START Input material

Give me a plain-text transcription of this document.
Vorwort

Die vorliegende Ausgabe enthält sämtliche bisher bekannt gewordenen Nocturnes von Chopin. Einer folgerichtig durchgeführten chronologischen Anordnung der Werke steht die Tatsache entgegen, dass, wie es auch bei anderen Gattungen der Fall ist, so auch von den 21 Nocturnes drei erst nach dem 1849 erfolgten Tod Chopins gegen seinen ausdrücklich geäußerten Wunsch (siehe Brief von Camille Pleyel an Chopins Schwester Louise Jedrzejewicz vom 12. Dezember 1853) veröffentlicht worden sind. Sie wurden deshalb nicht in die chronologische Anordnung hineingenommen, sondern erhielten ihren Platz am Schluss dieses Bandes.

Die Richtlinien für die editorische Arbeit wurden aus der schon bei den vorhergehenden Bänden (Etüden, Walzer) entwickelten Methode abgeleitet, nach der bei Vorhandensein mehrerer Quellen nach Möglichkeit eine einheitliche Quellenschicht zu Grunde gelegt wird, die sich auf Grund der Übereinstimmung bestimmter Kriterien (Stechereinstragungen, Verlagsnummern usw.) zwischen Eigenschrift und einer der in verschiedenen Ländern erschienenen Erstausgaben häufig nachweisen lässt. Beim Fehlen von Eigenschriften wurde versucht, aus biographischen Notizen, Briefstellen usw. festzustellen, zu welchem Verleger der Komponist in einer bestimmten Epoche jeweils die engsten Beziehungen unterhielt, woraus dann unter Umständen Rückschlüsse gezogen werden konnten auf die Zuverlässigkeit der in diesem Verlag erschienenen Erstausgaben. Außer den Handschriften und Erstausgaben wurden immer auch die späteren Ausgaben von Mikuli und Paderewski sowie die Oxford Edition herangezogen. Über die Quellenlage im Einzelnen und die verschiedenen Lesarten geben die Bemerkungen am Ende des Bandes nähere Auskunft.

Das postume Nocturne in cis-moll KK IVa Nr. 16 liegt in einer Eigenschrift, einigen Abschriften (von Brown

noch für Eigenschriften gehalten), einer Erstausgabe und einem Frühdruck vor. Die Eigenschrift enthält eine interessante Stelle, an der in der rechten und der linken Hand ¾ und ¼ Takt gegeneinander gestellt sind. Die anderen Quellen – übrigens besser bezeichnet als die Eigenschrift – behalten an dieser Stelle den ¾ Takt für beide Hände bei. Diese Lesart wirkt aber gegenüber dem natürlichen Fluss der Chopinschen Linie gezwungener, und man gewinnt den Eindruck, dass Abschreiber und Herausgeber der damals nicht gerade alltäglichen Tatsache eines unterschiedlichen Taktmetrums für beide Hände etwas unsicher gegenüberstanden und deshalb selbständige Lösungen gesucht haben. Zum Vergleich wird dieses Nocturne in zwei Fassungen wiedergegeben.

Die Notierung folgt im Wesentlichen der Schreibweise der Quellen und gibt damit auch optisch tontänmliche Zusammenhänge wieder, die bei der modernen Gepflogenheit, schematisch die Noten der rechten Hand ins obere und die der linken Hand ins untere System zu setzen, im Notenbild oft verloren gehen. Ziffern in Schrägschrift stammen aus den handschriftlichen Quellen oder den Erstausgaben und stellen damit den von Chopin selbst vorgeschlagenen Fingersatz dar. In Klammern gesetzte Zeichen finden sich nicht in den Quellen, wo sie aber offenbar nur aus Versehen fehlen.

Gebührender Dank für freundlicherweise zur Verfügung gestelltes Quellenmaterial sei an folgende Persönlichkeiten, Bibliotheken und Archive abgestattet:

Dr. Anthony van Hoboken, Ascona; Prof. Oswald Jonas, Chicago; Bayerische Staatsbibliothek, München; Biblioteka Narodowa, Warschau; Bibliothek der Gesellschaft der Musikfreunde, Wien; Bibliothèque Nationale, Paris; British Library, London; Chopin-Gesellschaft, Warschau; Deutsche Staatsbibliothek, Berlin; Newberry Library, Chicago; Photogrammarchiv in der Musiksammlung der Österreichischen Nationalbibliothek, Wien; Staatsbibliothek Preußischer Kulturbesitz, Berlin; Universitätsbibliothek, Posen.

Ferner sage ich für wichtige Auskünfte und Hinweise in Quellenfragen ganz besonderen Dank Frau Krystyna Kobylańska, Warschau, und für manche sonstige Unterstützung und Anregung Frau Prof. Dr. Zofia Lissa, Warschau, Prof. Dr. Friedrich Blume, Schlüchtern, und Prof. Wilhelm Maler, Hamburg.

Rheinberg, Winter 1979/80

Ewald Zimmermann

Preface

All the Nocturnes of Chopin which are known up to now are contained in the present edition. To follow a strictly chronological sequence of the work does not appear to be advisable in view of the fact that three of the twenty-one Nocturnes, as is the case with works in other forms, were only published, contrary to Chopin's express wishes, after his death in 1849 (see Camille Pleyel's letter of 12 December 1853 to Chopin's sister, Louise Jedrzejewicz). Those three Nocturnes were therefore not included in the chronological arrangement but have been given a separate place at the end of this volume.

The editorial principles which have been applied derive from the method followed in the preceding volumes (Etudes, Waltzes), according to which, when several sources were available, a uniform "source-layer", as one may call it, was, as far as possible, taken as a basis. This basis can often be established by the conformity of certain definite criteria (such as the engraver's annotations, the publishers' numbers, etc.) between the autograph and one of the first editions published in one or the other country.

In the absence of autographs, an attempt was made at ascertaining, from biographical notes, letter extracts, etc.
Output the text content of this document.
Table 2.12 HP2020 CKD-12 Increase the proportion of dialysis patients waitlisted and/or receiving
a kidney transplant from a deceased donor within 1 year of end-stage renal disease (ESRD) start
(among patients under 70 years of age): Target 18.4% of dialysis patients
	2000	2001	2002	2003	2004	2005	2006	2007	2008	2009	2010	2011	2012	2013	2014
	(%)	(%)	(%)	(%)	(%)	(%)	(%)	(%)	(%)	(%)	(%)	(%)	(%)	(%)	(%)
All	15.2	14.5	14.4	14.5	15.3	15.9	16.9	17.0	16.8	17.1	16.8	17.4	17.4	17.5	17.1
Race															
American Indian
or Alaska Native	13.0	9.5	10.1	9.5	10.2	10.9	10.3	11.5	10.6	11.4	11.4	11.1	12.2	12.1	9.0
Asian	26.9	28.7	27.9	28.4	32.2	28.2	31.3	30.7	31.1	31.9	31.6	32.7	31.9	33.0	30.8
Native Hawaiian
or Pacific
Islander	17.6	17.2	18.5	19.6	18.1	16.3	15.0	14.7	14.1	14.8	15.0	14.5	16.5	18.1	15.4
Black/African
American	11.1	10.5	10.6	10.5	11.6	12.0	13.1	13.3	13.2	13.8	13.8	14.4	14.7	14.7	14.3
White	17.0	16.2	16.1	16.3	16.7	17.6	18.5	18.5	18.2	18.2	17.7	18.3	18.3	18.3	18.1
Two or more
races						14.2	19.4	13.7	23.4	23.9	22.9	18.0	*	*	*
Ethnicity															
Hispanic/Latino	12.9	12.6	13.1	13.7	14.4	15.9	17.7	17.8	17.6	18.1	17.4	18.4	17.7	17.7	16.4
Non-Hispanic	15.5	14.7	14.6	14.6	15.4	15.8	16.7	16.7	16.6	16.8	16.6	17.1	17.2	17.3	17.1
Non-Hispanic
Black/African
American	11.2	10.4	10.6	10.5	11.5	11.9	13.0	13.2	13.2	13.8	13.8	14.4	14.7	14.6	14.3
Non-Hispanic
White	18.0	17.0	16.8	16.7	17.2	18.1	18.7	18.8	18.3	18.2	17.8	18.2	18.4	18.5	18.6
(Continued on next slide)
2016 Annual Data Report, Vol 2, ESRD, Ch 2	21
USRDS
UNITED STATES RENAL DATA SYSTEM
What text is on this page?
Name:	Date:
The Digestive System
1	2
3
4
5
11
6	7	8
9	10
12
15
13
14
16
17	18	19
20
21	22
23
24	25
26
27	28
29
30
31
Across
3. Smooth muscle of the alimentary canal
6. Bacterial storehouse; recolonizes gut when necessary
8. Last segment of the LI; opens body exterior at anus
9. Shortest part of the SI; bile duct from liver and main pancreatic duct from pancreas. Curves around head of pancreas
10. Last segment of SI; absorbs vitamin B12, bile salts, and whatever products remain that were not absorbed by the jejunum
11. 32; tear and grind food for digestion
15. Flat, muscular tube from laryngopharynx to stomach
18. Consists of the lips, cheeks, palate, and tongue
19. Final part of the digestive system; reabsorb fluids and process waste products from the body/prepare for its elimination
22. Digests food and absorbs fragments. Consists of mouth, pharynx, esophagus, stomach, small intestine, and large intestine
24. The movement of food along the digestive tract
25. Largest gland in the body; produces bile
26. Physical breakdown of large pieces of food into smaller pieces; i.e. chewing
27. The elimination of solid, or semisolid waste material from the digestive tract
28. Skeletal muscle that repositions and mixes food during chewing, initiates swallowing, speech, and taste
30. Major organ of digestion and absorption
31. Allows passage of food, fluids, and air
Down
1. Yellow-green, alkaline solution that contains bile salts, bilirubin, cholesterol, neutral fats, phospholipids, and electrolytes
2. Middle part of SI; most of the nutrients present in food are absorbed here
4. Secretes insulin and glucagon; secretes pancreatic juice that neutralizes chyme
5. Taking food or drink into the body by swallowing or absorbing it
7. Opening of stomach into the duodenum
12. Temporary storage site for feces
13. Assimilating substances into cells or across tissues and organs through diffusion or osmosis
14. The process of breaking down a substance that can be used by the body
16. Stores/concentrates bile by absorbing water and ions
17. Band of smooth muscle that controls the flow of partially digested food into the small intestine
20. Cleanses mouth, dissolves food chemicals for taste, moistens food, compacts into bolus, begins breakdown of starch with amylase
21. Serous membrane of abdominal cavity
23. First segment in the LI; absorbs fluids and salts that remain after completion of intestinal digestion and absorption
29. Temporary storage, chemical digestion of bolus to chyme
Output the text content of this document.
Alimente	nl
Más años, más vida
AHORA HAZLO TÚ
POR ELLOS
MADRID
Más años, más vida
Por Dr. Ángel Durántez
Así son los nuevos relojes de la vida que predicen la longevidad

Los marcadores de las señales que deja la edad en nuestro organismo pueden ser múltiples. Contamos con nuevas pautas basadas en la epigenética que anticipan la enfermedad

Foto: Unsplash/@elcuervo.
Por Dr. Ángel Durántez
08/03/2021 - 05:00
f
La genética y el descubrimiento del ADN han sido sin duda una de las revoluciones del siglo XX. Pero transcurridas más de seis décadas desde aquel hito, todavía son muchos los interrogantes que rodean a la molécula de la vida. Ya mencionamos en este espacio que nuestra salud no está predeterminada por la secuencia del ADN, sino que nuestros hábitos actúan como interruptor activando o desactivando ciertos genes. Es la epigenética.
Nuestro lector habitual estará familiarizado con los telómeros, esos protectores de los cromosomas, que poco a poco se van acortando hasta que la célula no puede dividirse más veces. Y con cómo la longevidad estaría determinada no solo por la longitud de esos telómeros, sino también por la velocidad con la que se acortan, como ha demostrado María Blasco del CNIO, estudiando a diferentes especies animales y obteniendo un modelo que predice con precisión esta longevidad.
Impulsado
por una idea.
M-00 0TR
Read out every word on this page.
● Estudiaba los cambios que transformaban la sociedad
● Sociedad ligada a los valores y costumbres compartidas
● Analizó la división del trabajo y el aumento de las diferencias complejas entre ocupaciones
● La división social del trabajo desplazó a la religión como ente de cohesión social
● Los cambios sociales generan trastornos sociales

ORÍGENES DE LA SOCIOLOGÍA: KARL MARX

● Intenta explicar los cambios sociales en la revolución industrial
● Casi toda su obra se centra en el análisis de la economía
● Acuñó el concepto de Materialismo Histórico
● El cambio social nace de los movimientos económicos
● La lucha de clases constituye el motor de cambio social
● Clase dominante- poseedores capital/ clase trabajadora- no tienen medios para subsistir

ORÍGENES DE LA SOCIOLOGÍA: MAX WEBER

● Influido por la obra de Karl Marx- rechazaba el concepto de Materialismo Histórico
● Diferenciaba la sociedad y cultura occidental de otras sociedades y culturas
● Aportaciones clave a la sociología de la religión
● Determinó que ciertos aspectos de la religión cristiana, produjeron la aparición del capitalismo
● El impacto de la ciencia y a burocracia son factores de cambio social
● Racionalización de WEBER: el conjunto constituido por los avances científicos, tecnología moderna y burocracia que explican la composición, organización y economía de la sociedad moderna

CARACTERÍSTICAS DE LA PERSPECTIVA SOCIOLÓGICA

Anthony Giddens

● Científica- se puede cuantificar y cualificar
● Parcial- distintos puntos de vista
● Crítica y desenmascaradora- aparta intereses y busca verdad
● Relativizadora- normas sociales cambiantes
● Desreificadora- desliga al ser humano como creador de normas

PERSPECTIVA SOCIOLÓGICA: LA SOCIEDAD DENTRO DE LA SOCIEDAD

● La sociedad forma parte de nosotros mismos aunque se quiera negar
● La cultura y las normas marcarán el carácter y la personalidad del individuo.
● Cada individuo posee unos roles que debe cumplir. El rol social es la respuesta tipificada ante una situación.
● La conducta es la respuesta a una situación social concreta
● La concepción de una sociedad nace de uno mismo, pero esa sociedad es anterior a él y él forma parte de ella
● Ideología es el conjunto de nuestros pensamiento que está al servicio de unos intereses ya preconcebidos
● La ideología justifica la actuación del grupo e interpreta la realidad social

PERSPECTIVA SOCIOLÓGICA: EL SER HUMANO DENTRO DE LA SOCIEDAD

END Input material

### What you are asked to do
Find every line of the data that holds the string "Anthony", then say how many there are and nothing else.

### Result
2